[Data entries]
+ + + + +

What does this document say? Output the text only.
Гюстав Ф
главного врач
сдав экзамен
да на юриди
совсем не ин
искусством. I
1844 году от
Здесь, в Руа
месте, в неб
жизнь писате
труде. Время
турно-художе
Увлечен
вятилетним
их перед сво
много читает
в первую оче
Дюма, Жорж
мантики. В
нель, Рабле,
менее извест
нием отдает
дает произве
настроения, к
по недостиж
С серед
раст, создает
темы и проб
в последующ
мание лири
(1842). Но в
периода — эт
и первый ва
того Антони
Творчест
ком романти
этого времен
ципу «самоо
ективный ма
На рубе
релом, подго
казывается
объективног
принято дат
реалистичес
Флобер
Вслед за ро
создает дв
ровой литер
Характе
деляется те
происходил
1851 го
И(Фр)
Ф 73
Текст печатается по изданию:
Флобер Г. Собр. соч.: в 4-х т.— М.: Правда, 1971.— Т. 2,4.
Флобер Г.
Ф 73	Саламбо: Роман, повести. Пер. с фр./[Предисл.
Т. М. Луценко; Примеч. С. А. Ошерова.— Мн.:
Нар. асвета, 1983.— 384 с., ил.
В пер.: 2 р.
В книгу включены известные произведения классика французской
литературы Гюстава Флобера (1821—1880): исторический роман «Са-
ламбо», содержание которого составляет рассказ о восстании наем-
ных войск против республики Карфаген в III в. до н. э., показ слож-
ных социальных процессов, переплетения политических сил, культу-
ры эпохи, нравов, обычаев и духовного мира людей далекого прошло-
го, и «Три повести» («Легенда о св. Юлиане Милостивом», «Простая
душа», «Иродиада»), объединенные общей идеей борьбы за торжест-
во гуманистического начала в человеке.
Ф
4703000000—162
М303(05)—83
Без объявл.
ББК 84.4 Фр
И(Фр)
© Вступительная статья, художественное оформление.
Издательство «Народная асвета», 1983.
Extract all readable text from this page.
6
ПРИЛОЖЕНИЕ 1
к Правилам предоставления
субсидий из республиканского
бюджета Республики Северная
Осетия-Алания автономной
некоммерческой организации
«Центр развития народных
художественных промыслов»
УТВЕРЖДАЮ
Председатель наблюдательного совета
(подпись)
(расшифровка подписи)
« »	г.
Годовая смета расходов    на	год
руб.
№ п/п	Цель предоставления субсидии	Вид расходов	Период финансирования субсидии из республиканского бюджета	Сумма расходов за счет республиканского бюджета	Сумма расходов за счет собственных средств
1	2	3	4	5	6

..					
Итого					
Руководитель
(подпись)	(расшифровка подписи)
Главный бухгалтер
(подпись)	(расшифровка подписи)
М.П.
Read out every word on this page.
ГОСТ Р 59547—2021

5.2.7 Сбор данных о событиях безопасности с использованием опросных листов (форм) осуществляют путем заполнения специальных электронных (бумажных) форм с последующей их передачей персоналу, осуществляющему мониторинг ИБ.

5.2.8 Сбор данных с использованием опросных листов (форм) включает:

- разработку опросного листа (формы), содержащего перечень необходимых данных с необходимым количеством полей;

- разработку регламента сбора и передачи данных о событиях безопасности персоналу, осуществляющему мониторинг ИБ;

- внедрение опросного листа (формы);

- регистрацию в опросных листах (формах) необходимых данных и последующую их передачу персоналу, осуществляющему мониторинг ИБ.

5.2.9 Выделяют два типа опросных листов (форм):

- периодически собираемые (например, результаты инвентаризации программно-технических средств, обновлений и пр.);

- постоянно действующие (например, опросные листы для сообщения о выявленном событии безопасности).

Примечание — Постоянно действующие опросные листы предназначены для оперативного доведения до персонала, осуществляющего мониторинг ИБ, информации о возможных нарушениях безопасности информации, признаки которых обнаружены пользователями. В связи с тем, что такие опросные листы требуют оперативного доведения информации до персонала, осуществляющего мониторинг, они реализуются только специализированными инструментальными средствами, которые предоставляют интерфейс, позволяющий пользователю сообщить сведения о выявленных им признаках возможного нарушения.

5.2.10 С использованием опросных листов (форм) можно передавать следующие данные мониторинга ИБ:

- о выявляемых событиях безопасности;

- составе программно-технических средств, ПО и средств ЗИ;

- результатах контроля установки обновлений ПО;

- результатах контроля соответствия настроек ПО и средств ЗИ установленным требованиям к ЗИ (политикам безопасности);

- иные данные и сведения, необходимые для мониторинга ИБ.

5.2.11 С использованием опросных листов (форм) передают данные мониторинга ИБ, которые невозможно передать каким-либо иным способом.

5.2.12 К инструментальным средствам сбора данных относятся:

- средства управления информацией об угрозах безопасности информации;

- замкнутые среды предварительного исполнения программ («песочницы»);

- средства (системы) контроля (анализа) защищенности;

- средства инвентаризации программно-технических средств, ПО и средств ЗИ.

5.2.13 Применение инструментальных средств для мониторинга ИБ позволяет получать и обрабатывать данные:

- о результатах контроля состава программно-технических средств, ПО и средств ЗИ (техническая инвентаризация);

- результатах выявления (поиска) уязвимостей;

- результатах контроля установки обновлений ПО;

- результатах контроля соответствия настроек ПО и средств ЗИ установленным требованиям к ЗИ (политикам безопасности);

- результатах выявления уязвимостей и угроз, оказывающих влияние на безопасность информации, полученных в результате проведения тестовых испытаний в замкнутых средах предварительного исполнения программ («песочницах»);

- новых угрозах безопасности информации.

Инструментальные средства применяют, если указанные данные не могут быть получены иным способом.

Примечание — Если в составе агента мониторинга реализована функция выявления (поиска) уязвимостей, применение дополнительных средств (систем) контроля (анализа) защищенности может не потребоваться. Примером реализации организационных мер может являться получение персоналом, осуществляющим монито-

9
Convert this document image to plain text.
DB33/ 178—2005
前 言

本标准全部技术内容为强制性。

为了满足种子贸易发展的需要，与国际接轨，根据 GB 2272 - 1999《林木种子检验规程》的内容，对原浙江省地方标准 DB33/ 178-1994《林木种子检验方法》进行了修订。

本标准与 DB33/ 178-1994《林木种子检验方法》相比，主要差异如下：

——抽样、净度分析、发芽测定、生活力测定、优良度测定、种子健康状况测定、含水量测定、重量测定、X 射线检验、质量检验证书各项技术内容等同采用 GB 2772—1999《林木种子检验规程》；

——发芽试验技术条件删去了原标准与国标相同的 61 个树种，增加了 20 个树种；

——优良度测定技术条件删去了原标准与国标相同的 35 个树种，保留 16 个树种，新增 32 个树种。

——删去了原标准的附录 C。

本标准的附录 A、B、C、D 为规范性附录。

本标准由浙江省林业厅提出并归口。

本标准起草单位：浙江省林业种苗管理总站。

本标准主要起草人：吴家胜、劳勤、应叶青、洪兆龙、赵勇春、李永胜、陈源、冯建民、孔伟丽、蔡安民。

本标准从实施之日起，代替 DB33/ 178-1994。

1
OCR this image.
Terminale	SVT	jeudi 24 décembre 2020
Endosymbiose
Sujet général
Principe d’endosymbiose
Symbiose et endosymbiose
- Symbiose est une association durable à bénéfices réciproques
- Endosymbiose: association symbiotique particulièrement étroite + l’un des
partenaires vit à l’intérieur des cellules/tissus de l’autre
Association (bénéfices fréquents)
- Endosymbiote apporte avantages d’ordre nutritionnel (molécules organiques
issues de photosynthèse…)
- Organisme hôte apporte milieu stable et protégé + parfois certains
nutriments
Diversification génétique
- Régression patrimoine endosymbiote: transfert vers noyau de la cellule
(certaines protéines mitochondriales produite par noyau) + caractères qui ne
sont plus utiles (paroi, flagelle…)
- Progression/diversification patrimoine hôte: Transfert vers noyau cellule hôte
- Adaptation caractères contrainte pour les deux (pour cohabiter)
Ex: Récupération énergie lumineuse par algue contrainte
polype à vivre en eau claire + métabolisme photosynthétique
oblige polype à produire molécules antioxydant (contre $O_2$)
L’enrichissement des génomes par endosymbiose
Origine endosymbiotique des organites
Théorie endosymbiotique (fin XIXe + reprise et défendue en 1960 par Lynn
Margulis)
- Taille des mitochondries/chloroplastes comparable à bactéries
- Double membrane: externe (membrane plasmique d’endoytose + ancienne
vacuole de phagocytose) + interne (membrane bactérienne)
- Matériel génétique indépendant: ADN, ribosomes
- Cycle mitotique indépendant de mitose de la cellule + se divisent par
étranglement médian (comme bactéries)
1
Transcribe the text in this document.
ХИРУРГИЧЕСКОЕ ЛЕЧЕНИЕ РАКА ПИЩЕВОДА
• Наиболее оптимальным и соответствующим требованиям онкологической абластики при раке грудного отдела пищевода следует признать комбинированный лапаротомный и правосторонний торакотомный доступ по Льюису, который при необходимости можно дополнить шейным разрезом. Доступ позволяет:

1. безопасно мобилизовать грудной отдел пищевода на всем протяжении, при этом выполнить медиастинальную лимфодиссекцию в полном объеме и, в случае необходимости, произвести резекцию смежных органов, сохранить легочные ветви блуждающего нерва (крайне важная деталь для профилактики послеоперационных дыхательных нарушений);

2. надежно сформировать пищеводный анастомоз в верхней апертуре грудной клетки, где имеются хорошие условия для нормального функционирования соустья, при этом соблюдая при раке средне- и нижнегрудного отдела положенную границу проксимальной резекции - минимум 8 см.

+ + + + +

> **Objective**
In the records above, locate every line with the string "бюджета" and copy it.

> **Exercise solution**
бюджета Республики Северная
№ п/п	Цель предоставления субсидии	Вид расходов	Период финансирования субсидии из республиканского бюджета	Сумма расходов за счет республиканского бюджета	Сумма расходов за счет собственных средств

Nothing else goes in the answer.